Exercise details: Rewrite every line of the entries below with "Credits and Quotas" replaced by "Billing and Quotas" and nothing else changed.

Information given:
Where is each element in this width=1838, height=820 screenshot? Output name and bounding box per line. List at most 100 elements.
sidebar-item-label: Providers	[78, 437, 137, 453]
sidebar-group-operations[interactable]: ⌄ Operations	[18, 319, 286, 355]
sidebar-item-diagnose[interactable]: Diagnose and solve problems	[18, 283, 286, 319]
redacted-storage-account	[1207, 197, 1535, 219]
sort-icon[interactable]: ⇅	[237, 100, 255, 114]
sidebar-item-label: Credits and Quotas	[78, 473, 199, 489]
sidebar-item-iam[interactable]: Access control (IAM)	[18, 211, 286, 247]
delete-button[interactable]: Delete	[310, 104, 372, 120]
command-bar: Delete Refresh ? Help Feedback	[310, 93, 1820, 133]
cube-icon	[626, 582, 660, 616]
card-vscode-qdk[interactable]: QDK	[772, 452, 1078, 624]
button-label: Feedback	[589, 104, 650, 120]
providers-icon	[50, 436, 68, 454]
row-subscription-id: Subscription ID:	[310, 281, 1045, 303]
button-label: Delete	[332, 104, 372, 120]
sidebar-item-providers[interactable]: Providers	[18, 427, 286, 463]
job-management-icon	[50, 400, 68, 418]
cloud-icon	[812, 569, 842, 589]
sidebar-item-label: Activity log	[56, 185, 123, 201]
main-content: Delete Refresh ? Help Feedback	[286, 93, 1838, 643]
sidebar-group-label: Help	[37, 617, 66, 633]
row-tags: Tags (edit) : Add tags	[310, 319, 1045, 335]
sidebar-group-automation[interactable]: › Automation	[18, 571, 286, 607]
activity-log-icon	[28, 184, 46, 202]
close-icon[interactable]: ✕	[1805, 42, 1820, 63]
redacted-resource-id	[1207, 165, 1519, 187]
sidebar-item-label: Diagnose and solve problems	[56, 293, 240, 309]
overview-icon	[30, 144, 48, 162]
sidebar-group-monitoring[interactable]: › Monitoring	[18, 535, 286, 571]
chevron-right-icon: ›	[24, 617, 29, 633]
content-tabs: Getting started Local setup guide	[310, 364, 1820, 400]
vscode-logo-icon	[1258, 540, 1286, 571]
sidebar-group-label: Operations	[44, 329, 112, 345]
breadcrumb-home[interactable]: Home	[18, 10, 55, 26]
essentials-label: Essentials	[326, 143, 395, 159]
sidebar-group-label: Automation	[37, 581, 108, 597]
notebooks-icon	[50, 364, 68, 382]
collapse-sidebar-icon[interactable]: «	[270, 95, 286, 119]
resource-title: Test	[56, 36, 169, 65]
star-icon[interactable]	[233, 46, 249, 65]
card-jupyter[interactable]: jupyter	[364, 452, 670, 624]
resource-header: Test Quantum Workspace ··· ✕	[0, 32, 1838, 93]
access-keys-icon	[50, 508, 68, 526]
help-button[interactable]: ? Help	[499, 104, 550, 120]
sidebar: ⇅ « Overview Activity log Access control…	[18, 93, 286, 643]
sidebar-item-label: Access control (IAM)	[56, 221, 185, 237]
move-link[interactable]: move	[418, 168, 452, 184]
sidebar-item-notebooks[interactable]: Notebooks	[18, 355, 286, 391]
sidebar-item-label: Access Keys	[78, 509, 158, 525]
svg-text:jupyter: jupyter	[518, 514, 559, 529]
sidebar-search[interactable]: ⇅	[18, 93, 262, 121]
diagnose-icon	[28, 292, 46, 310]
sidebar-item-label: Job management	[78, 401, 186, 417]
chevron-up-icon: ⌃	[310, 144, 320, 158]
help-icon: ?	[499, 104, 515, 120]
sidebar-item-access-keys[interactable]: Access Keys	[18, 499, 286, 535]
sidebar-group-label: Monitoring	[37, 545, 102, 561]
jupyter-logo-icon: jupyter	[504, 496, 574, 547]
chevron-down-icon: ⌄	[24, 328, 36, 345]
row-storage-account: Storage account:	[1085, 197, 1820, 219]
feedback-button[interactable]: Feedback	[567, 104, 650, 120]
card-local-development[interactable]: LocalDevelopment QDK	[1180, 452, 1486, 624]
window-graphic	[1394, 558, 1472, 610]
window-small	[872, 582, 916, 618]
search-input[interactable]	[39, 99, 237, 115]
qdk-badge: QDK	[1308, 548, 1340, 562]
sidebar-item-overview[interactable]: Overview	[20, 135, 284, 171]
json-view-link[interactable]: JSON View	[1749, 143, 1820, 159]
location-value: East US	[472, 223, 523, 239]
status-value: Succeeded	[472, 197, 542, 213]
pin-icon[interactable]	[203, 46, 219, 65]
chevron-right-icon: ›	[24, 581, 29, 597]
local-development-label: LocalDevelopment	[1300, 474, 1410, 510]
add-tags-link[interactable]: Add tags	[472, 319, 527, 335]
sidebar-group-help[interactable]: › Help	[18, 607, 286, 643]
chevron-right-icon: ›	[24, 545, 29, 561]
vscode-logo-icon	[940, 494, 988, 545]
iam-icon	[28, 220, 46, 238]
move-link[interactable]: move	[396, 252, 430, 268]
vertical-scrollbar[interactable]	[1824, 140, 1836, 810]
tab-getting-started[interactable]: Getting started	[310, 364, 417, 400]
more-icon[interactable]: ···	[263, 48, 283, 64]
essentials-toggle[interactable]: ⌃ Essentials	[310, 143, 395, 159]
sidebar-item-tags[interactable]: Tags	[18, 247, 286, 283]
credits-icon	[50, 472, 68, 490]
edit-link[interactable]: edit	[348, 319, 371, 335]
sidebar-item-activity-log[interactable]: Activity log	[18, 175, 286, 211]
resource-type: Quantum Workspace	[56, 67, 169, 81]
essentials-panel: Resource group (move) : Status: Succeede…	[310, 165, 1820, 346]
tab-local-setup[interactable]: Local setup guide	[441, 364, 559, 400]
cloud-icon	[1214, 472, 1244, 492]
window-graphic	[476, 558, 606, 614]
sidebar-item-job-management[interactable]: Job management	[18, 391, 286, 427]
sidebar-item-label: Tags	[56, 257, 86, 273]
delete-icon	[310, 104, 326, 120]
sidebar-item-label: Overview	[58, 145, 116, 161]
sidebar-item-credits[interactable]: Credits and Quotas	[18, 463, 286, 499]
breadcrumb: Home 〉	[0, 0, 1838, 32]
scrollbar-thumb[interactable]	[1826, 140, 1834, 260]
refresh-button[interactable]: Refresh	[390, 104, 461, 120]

Solution to this exercise:
Where is each element in this width=1838, height=820 screenshot? Output name and bounding box per line. List at most 100 elements.
sidebar-item-label: Providers	[78, 437, 137, 453]
sidebar-group-operations[interactable]: ⌄ Operations	[18, 319, 286, 355]
sidebar-item-diagnose[interactable]: Diagnose and solve problems	[18, 283, 286, 319]
redacted-storage-account	[1207, 197, 1535, 219]
sort-icon[interactable]: ⇅	[237, 100, 255, 114]
sidebar-item-label: Billing and Quotas	[78, 473, 199, 489]
sidebar-item-iam[interactable]: Access control (IAM)	[18, 211, 286, 247]
delete-button[interactable]: Delete	[310, 104, 372, 120]
command-bar: Delete Refresh ? Help Feedback	[310, 93, 1820, 133]
cube-icon	[626, 582, 660, 616]
card-vscode-qdk[interactable]: QDK	[772, 452, 1078, 624]
button-label: Feedback	[589, 104, 650, 120]
providers-icon	[50, 436, 68, 454]
row-subscription-id: Subscription ID:	[310, 281, 1045, 303]
button-label: Delete	[332, 104, 372, 120]
sidebar-item-providers[interactable]: Providers	[18, 427, 286, 463]
job-management-icon	[50, 400, 68, 418]
cloud-icon	[812, 569, 842, 589]
sidebar-item-label: Activity log	[56, 185, 123, 201]
main-content: Delete Refresh ? Help Feedback	[286, 93, 1838, 643]
sidebar-group-label: Help	[37, 617, 66, 633]
row-tags: Tags (edit) : Add tags	[310, 319, 1045, 335]
sidebar-group-automation[interactable]: › Automation	[18, 571, 286, 607]
activity-log-icon	[28, 184, 46, 202]
close-icon[interactable]: ✕	[1805, 42, 1820, 63]
redacted-resource-id	[1207, 165, 1519, 187]
sidebar-item-label: Diagnose and solve problems	[56, 293, 240, 309]
overview-icon	[30, 144, 48, 162]
sidebar-group-monitoring[interactable]: › Monitoring	[18, 535, 286, 571]
chevron-right-icon: ›	[24, 617, 29, 633]
content-tabs: Getting started Local setup guide	[310, 364, 1820, 400]
vscode-logo-icon	[1258, 540, 1286, 571]
sidebar-group-label: Operations	[44, 329, 112, 345]
breadcrumb-home[interactable]: Home	[18, 10, 55, 26]
essentials-label: Essentials	[326, 143, 395, 159]
sidebar-group-label: Automation	[37, 581, 108, 597]
notebooks-icon	[50, 364, 68, 382]
collapse-sidebar-icon[interactable]: «	[270, 95, 286, 119]
resource-title: Test	[56, 36, 169, 65]
star-icon[interactable]	[233, 46, 249, 65]
card-jupyter[interactable]: jupyter	[364, 452, 670, 624]
resource-header: Test Quantum Workspace ··· ✕	[0, 32, 1838, 93]
access-keys-icon	[50, 508, 68, 526]
help-button[interactable]: ? Help	[499, 104, 550, 120]
sidebar: ⇅ « Overview Activity log Access control…	[18, 93, 286, 643]
sidebar-item-label: Access control (IAM)	[56, 221, 185, 237]
move-link[interactable]: move	[418, 168, 452, 184]
sidebar-item-notebooks[interactable]: Notebooks	[18, 355, 286, 391]
sidebar-item-label: Access Keys	[78, 509, 158, 525]
svg-text:jupyter: jupyter	[518, 514, 559, 529]
sidebar-search[interactable]: ⇅	[18, 93, 262, 121]
diagnose-icon	[28, 292, 46, 310]
sidebar-item-label: Job management	[78, 401, 186, 417]
chevron-up-icon: ⌃	[310, 144, 320, 158]
help-icon: ?	[499, 104, 515, 120]
sidebar-item-access-keys[interactable]: Access Keys	[18, 499, 286, 535]
sidebar-group-label: Monitoring	[37, 545, 102, 561]
jupyter-logo-icon: jupyter	[504, 496, 574, 547]
chevron-down-icon: ⌄	[24, 328, 36, 345]
row-storage-account: Storage account:	[1085, 197, 1820, 219]
feedback-button[interactable]: Feedback	[567, 104, 650, 120]
card-local-development[interactable]: LocalDevelopment QDK	[1180, 452, 1486, 624]
window-graphic	[1394, 558, 1472, 610]
window-small	[872, 582, 916, 618]
search-input[interactable]	[39, 99, 237, 115]
qdk-badge: QDK	[1308, 548, 1340, 562]
sidebar-item-overview[interactable]: Overview	[20, 135, 284, 171]
json-view-link[interactable]: JSON View	[1749, 143, 1820, 159]
location-value: East US	[472, 223, 523, 239]
status-value: Succeeded	[472, 197, 542, 213]
pin-icon[interactable]	[203, 46, 219, 65]
chevron-right-icon: ›	[24, 581, 29, 597]
local-development-label: LocalDevelopment	[1300, 474, 1410, 510]
add-tags-link[interactable]: Add tags	[472, 319, 527, 335]
sidebar-group-help[interactable]: › Help	[18, 607, 286, 643]
chevron-right-icon: ›	[24, 545, 29, 561]
vscode-logo-icon	[940, 494, 988, 545]
iam-icon	[28, 220, 46, 238]
move-link[interactable]: move	[396, 252, 430, 268]
vertical-scrollbar[interactable]	[1824, 140, 1836, 810]
tab-getting-started[interactable]: Getting started	[310, 364, 417, 400]
more-icon[interactable]: ···	[263, 48, 283, 64]
essentials-toggle[interactable]: ⌃ Essentials	[310, 143, 395, 159]
sidebar-item-tags[interactable]: Tags	[18, 247, 286, 283]
credits-icon	[50, 472, 68, 490]
edit-link[interactable]: edit	[348, 319, 371, 335]
sidebar-item-activity-log[interactable]: Activity log	[18, 175, 286, 211]
resource-type: Quantum Workspace	[56, 67, 169, 81]
essentials-panel: Resource group (move) : Status: Succeede…	[310, 165, 1820, 346]
tab-local-setup[interactable]: Local setup guide	[441, 364, 559, 400]
cloud-icon	[1214, 472, 1244, 492]
window-graphic	[476, 558, 606, 614]
sidebar-item-job-management[interactable]: Job management	[18, 391, 286, 427]
sidebar-item-label: Tags	[56, 257, 86, 273]
delete-icon	[310, 104, 326, 120]
sidebar-item-label: Overview	[58, 145, 116, 161]
sidebar-item-credits[interactable]: Billing and Quotas	[18, 463, 286, 499]
breadcrumb: Home 〉	[0, 0, 1838, 32]
scrollbar-thumb[interactable]	[1826, 140, 1834, 260]
refresh-button[interactable]: Refresh	[390, 104, 461, 120]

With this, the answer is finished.